** Aim of the task **
Check each line of the listing for the word "offers" and report how many lines contain it, giving nothing but the number.

Dataset items:
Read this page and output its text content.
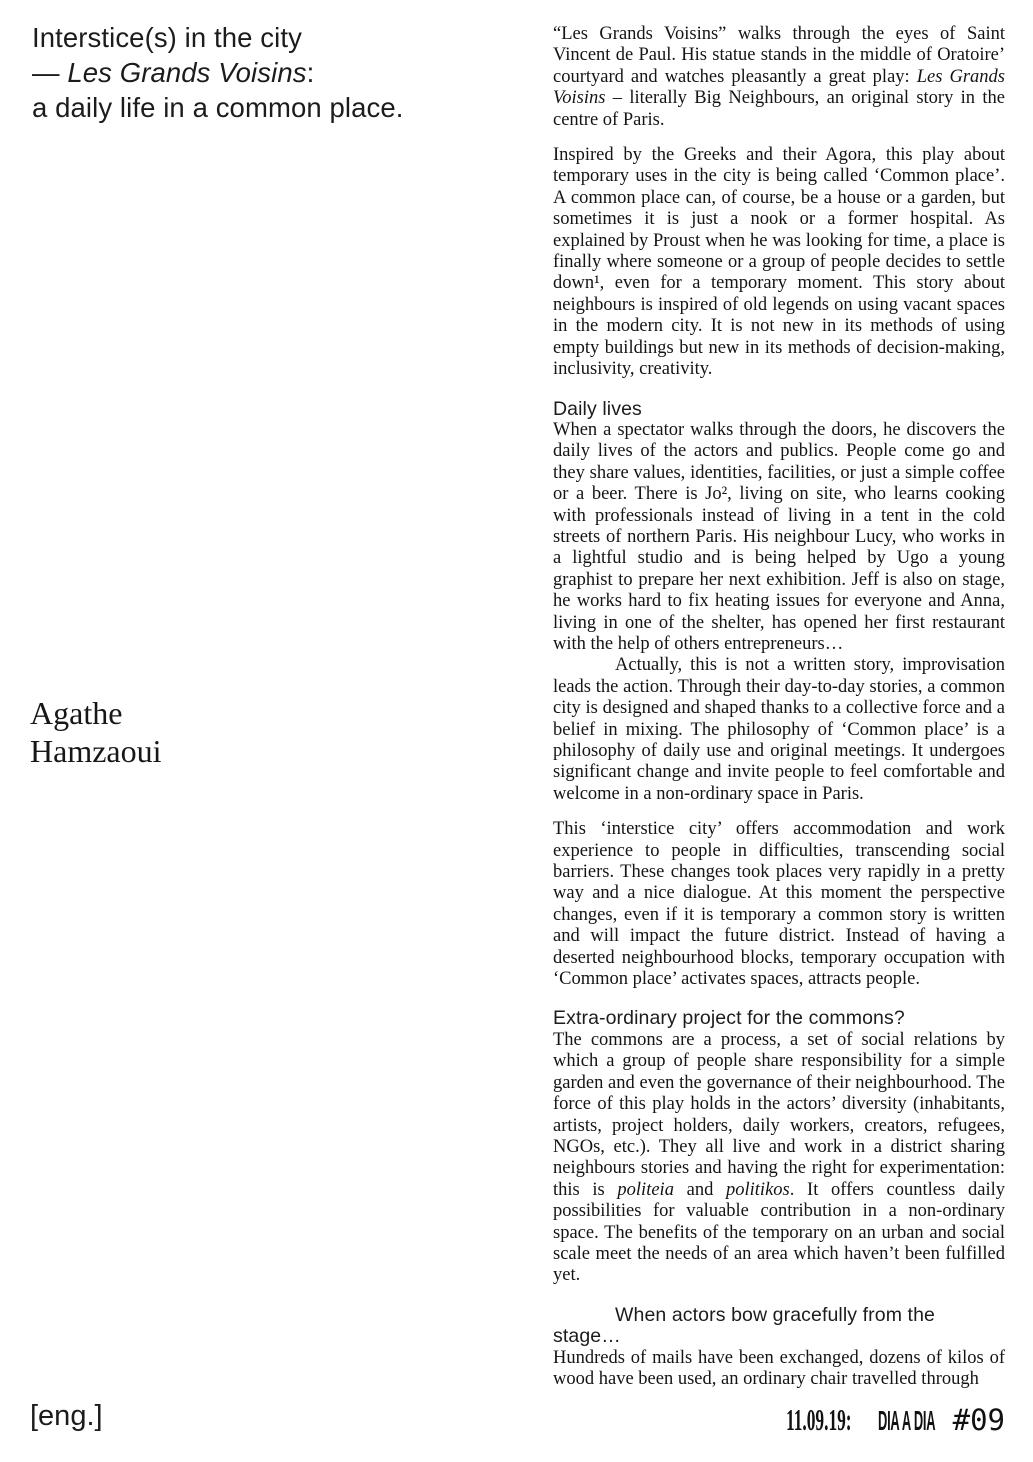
Interstice(s) in the city
— Les Grands Voisins:
a daily life in a common place.
Agathe
Hamzaoui

“Les Grands Voisins” walks through the eyes of Saint Vincent de Paul. His statue stands in the middle of Oratoire’ courtyard and watches pleasantly a great play: Les Grands Voisins – literally Big Neighbours, an original story in the centre of Paris.

Inspired by the Greeks and their Agora, this play about temporary uses in the city is being called ‘Common place’. A common place can, of course, be a house or a garden, but sometimes it is just a nook or a former hospital. As explained by Proust when he was looking for time, a place is finally where someone or a group of people decides to settle down¹, even for a temporary moment. This story about neighbours is inspired of old legends on using vacant spaces in the modern city. It is not new in its methods of using empty buildings but new in its methods of decision-making, inclusivity, creativity.

Daily lives

When a spectator walks through the doors, he discovers the daily lives of the actors and publics. People come go and they share values, identities, facilities, or just a simple coffee or a beer. There is Jo², living on site, who learns cooking with professionals instead of living in a tent in the cold streets of northern Paris. His neighbour Lucy, who works in a lightful studio and is being helped by Ugo a young graphist to prepare her next exhibition. Jeff is also on stage, he works hard to fix heating issues for everyone and Anna, living in one of the shelter, has opened her first restaurant with the help of others entrepreneurs…

Actually, this is not a written story, improvisation leads the action. Through their day-to-day stories, a common city is designed and shaped thanks to a collective force and a belief in mixing. The philosophy of ‘Common place’ is a philosophy of daily use and original meetings. It undergoes significant change and invite people to feel comfortable and welcome in a non-ordinary space in Paris.

This ‘interstice city’ offers accommodation and work experience to people in difficulties, transcending social barriers. These changes took places very rapidly in a pretty way and a nice dialogue. At this moment the perspective changes, even if it is temporary a common story is written and will impact the future district. Instead of having a deserted neighbourhood blocks, temporary occupation with ‘Common place’ activates spaces, attracts people.

Extra-ordinary project for the commons?

The commons are a process, a set of social relations by which a group of people share responsibility for a simple garden and even the governance of their neighbourhood. The force of this play holds in the actors’ diversity (inhabitants, artists, project holders, daily workers, creators, refugees, NGOs, etc.). They all live and work in a district sharing neighbours stories and having the right for experimentation: this is politeia and politikos. It offers countless daily possibilities for valuable contribution in a non-ordinary space. The benefits of the temporary on an urban and social scale meet the needs of an area which haven’t been fulfilled yet.

When actors bow gracefully from the stage…

Hundreds of mails have been exchanged, dozens of kilos of wood have been used, an ordinary chair travelled through

[eng.]	11.09.19: DIA A DIA #09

** Solved problem **
2